### [Requirements]
In the listing below, find every line containing "text" and copy it out.

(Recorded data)
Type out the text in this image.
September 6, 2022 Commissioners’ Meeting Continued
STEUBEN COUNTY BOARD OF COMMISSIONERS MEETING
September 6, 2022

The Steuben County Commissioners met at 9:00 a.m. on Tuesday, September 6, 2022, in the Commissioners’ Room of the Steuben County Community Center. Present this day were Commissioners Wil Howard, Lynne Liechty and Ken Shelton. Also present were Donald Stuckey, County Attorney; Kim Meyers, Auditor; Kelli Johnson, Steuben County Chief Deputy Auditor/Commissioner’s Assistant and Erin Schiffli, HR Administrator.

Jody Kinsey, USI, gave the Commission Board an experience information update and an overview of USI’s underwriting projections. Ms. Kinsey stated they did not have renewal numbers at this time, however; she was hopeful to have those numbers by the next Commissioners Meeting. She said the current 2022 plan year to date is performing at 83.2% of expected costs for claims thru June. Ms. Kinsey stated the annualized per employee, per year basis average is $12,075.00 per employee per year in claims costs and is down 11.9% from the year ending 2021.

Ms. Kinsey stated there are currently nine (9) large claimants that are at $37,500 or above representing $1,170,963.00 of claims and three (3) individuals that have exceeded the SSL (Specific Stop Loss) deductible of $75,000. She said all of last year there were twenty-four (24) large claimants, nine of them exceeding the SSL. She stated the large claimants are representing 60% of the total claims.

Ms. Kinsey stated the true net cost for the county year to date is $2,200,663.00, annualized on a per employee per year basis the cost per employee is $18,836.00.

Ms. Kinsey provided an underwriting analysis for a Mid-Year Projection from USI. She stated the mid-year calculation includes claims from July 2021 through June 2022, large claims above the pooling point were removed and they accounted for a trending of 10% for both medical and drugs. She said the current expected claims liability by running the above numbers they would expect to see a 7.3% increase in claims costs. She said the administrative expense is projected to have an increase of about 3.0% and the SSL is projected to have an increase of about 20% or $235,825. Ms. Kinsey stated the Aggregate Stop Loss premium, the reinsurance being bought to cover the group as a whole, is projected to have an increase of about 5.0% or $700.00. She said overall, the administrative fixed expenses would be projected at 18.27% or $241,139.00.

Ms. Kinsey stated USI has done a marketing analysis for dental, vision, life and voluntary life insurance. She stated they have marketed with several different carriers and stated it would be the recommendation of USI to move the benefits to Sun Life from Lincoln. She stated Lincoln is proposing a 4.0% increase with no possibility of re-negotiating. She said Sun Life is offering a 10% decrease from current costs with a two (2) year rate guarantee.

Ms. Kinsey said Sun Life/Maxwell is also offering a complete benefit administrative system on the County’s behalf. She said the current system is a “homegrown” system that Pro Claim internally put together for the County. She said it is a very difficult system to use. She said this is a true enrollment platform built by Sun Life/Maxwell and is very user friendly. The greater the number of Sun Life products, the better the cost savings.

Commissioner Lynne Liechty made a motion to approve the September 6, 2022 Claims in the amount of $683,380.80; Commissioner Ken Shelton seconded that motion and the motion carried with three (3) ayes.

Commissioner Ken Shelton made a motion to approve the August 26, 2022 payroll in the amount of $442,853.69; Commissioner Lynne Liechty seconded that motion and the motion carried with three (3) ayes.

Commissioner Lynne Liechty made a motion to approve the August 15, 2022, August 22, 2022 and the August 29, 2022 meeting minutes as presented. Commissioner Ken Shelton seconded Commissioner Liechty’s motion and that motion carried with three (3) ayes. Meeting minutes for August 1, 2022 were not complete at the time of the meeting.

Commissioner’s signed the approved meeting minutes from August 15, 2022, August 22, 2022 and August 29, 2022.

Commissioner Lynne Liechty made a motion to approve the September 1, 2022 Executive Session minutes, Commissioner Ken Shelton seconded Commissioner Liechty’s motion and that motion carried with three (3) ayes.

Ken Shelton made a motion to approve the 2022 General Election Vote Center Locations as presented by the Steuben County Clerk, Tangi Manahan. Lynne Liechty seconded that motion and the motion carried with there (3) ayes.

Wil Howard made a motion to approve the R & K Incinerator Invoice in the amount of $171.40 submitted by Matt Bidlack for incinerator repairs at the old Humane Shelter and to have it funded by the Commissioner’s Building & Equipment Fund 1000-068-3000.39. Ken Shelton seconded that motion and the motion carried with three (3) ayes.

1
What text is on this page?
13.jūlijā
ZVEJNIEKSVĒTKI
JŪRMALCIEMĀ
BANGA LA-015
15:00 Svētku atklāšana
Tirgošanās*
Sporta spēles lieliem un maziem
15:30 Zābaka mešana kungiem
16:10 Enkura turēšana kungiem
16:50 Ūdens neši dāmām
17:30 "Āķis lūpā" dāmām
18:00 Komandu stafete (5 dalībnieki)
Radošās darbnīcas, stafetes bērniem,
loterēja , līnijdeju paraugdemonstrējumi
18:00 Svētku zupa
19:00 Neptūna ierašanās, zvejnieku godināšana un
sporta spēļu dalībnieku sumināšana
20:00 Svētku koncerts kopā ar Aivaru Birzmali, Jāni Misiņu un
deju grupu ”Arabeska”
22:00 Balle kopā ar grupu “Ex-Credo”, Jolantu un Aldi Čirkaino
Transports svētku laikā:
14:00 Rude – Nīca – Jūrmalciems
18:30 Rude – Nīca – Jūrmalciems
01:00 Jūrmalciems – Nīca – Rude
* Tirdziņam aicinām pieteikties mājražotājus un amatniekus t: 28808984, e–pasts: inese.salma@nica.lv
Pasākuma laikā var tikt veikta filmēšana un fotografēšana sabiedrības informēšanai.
--
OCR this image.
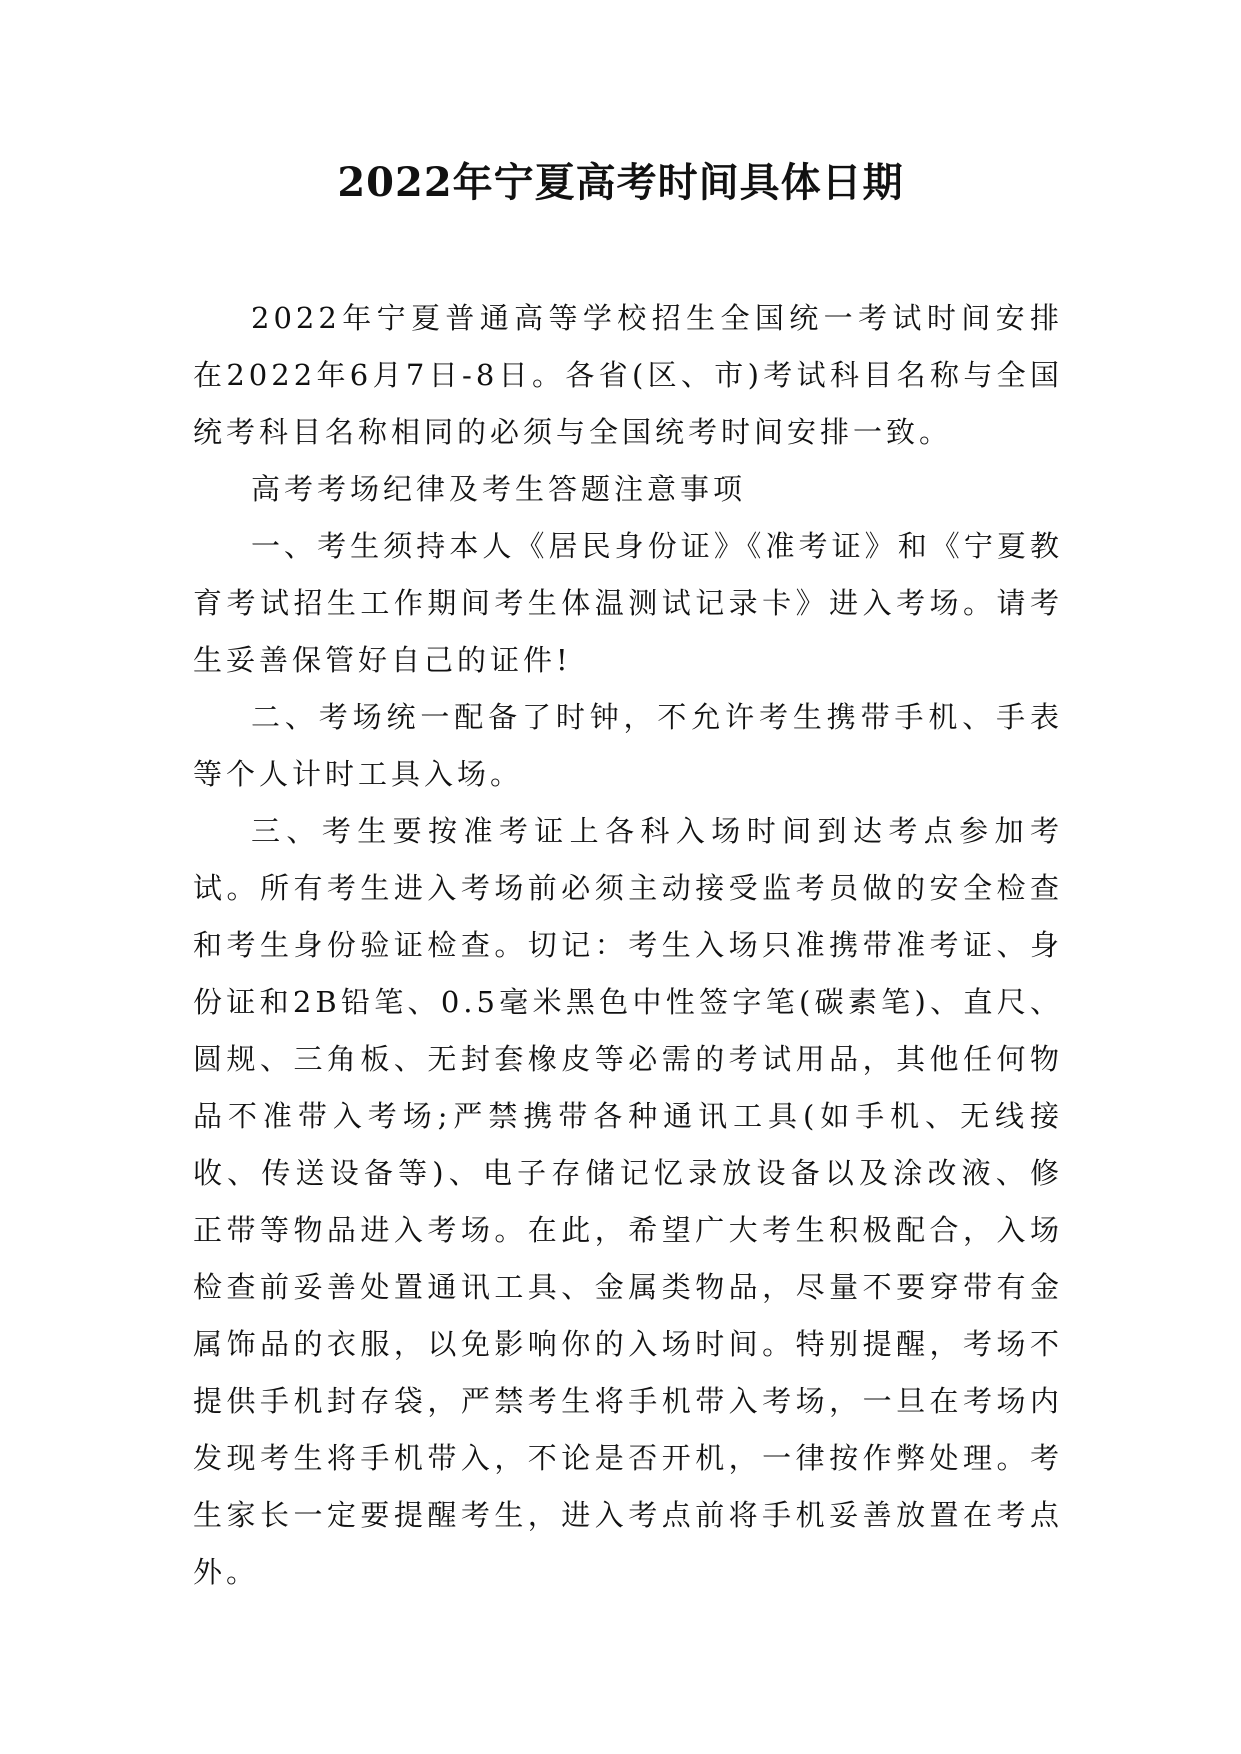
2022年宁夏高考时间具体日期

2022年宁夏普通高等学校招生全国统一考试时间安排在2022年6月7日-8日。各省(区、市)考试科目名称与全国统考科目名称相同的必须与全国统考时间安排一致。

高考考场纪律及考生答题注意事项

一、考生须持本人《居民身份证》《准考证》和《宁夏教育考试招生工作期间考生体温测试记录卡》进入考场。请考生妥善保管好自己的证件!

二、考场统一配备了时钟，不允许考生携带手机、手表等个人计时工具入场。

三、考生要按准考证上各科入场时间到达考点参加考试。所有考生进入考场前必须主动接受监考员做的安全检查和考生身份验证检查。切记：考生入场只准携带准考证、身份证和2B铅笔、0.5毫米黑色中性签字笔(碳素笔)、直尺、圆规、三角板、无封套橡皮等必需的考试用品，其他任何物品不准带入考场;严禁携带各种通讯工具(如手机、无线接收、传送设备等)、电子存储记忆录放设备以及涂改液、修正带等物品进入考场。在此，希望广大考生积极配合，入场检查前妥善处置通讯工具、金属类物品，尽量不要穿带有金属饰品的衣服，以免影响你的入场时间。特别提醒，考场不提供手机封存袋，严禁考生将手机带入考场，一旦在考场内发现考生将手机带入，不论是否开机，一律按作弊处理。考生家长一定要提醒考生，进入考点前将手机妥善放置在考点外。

### [Response to the exercise]
Type out the text in this image.
What text is on this page?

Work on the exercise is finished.